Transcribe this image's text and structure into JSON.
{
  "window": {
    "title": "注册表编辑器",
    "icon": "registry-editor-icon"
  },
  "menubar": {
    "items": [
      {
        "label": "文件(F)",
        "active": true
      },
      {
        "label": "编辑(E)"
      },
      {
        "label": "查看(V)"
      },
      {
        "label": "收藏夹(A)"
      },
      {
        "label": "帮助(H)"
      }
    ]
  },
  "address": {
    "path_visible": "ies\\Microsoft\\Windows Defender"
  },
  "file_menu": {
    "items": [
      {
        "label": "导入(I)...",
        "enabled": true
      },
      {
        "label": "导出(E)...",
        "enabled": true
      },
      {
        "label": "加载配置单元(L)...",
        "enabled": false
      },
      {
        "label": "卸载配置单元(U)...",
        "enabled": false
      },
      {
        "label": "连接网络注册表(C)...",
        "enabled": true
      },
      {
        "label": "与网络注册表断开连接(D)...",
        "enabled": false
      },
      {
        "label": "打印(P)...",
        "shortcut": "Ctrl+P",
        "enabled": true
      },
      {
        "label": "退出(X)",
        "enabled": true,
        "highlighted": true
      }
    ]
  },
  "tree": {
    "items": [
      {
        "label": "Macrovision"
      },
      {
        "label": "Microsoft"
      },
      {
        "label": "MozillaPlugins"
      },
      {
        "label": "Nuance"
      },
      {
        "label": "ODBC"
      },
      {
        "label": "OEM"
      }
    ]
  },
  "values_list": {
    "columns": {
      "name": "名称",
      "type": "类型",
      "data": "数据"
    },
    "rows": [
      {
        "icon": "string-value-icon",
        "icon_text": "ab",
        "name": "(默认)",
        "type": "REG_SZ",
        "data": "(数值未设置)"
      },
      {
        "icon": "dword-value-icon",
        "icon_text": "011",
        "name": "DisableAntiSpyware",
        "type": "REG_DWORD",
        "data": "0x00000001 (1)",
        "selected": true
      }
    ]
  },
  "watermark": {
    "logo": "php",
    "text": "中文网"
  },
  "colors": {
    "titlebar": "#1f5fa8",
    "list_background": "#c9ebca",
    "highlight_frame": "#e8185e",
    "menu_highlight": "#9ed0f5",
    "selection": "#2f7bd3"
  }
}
----------
• [REQUIRED TASK] Reproduce the listing in full. Keep it exactly as written.

• [RESPONSE TO THIS TASK]
Transcribe this image's text and structure into JSON.
{
  "window": {
    "title": "注册表编辑器",
    "icon": "registry-editor-icon"
  },
  "menubar": {
    "items": [
      {
        "label": "文件(F)",
        "active": true
      },
      {
        "label": "编辑(E)"
      },
      {
        "label": "查看(V)"
      },
      {
        "label": "收藏夹(A)"
      },
      {
        "label": "帮助(H)"
      }
    ]
  },
  "address": {
    "path_visible": "ies\\Microsoft\\Windows Defender"
  },
  "file_menu": {
    "items": [
      {
        "label": "导入(I)...",
        "enabled": true
      },
      {
        "label": "导出(E)...",
        "enabled": true
      },
      {
        "label": "加载配置单元(L)...",
        "enabled": false
      },
      {
        "label": "卸载配置单元(U)...",
        "enabled": false
      },
      {
        "label": "连接网络注册表(C)...",
        "enabled": true
      },
      {
        "label": "与网络注册表断开连接(D)...",
        "enabled": false
      },
      {
        "label": "打印(P)...",
        "shortcut": "Ctrl+P",
        "enabled": true
      },
      {
        "label": "退出(X)",
        "enabled": true,
        "highlighted": true
      }
    ]
  },
  "tree": {
    "items": [
      {
        "label": "Macrovision"
      },
      {
        "label": "Microsoft"
      },
      {
        "label": "MozillaPlugins"
      },
      {
        "label": "Nuance"
      },
      {
        "label": "ODBC"
      },
      {
        "label": "OEM"
      }
    ]
  },
  "values_list": {
    "columns": {
      "name": "名称",
      "type": "类型",
      "data": "数据"
    },
    "rows": [
      {
        "icon": "string-value-icon",
        "icon_text": "ab",
        "name": "(默认)",
        "type": "REG_SZ",
        "data": "(数值未设置)"
      },
      {
        "icon": "dword-value-icon",
        "icon_text": "011",
        "name": "DisableAntiSpyware",
        "type": "REG_DWORD",
        "data": "0x00000001 (1)",
        "selected": true
      }
    ]
  },
  "watermark": {
    "logo": "php",
    "text": "中文网"
  },
  "colors": {
    "titlebar": "#1f5fa8",
    "list_background": "#c9ebca",
    "highlight_frame": "#e8185e",
    "menu_highlight": "#9ed0f5",
    "selection": "#2f7bd3"
  }
}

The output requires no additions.